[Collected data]
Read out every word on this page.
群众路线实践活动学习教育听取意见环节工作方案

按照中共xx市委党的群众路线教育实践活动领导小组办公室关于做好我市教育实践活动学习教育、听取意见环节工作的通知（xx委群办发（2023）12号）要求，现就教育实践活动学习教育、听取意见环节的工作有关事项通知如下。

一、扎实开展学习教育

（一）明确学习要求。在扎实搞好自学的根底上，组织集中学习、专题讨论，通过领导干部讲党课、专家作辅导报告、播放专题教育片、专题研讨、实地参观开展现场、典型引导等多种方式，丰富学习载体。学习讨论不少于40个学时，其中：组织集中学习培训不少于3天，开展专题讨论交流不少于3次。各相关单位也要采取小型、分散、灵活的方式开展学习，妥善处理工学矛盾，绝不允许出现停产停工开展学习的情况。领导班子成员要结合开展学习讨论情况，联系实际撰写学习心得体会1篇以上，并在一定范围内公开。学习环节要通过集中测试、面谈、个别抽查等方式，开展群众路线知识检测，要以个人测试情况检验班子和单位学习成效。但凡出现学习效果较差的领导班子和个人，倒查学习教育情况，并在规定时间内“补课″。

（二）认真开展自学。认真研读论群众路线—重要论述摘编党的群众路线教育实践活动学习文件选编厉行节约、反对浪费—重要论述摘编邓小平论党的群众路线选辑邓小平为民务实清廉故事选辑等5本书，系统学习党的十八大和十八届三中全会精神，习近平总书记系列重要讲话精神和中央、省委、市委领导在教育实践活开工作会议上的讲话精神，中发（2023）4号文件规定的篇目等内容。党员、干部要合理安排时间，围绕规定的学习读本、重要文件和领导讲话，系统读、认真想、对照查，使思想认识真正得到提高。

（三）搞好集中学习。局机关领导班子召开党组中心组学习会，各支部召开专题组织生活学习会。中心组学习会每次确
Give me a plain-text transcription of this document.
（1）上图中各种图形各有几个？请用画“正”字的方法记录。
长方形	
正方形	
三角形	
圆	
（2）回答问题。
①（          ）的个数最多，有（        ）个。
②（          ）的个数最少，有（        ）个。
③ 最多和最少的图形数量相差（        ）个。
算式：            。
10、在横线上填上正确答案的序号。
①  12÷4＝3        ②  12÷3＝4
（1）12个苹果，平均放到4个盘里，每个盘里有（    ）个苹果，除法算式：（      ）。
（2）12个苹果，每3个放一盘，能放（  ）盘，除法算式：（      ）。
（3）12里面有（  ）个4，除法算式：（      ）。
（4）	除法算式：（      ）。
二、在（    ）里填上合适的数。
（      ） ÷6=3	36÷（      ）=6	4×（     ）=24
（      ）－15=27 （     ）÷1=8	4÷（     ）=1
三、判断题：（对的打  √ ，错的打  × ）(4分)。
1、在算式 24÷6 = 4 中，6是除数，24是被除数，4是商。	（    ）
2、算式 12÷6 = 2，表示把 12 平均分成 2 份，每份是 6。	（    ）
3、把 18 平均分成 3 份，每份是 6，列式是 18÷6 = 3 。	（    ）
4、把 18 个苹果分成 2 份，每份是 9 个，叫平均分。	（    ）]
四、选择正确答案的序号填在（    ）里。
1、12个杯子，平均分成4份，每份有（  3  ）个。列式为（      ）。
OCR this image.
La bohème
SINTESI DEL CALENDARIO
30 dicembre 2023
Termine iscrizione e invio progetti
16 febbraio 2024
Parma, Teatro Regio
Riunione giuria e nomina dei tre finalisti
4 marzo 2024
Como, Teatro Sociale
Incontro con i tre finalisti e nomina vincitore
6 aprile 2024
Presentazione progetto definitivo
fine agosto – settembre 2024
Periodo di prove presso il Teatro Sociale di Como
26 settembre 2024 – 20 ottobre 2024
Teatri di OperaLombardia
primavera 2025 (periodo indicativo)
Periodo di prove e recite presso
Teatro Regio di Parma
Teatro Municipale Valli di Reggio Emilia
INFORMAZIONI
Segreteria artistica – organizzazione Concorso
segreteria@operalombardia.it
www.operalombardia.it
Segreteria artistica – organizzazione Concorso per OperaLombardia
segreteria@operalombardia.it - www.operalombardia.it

WHAT IS ASKED> Recopy the whole listing exactly.

SOLUTION TO THIS EXERCISE>
Read out every word on this page.
群众路线实践活动学习教育听取意见环节工作方案

按照中共xx市委党的群众路线教育实践活动领导小组办公室关于做好我市教育实践活动学习教育、听取意见环节工作的通知（xx委群办发（2023）12号）要求，现就教育实践活动学习教育、听取意见环节的工作有关事项通知如下。

一、扎实开展学习教育

（一）明确学习要求。在扎实搞好自学的根底上，组织集中学习、专题讨论，通过领导干部讲党课、专家作辅导报告、播放专题教育片、专题研讨、实地参观开展现场、典型引导等多种方式，丰富学习载体。学习讨论不少于40个学时，其中：组织集中学习培训不少于3天，开展专题讨论交流不少于3次。各相关单位也要采取小型、分散、灵活的方式开展学习，妥善处理工学矛盾，绝不允许出现停产停工开展学习的情况。领导班子成员要结合开展学习讨论情况，联系实际撰写学习心得体会1篇以上，并在一定范围内公开。学习环节要通过集中测试、面谈、个别抽查等方式，开展群众路线知识检测，要以个人测试情况检验班子和单位学习成效。但凡出现学习效果较差的领导班子和个人，倒查学习教育情况，并在规定时间内“补课″。

（二）认真开展自学。认真研读论群众路线—重要论述摘编党的群众路线教育实践活动学习文件选编厉行节约、反对浪费—重要论述摘编邓小平论党的群众路线选辑邓小平为民务实清廉故事选辑等5本书，系统学习党的十八大和十八届三中全会精神，习近平总书记系列重要讲话精神和中央、省委、市委领导在教育实践活开工作会议上的讲话精神，中发（2023）4号文件规定的篇目等内容。党员、干部要合理安排时间，围绕规定的学习读本、重要文件和领导讲话，系统读、认真想、对照查，使思想认识真正得到提高。

（三）搞好集中学习。局机关领导班子召开党组中心组学习会，各支部召开专题组织生活学习会。中心组学习会每次确
Give me a plain-text transcription of this document.
（1）上图中各种图形各有几个？请用画“正”字的方法记录。
长方形	
正方形	
三角形	
圆	
（2）回答问题。
①（          ）的个数最多，有（        ）个。
②（          ）的个数最少，有（        ）个。
③ 最多和最少的图形数量相差（        ）个。
算式：            。
10、在横线上填上正确答案的序号。
①  12÷4＝3        ②  12÷3＝4
（1）12个苹果，平均放到4个盘里，每个盘里有（    ）个苹果，除法算式：（      ）。
（2）12个苹果，每3个放一盘，能放（  ）盘，除法算式：（      ）。
（3）12里面有（  ）个4，除法算式：（      ）。
（4）	除法算式：（      ）。
二、在（    ）里填上合适的数。
（      ） ÷6=3	36÷（      ）=6	4×（     ）=24
（      ）－15=27 （     ）÷1=8	4÷（     ）=1
三、判断题：（对的打  √ ，错的打  × ）(4分)。
1、在算式 24÷6 = 4 中，6是除数，24是被除数，4是商。	（    ）
2、算式 12÷6 = 2，表示把 12 平均分成 2 份，每份是 6。	（    ）
3、把 18 平均分成 3 份，每份是 6，列式是 18÷6 = 3 。	（    ）
4、把 18 个苹果分成 2 份，每份是 9 个，叫平均分。	（    ）]
四、选择正确答案的序号填在（    ）里。
1、12个杯子，平均分成4份，每份有（  3  ）个。列式为（      ）。
OCR this image.
La bohème
SINTESI DEL CALENDARIO
30 dicembre 2023
Termine iscrizione e invio progetti
16 febbraio 2024
Parma, Teatro Regio
Riunione giuria e nomina dei tre finalisti
4 marzo 2024
Como, Teatro Sociale
Incontro con i tre finalisti e nomina vincitore
6 aprile 2024
Presentazione progetto definitivo
fine agosto – settembre 2024
Periodo di prove presso il Teatro Sociale di Como
26 settembre 2024 – 20 ottobre 2024
Teatri di OperaLombardia
primavera 2025 (periodo indicativo)
Periodo di prove e recite presso
Teatro Regio di Parma
Teatro Municipale Valli di Reggio Emilia
INFORMAZIONI
Segreteria artistica – organizzazione Concorso
segreteria@operalombardia.it
www.operalombardia.it
Segreteria artistica – organizzazione Concorso per OperaLombardia
segreteria@operalombardia.it - www.operalombardia.it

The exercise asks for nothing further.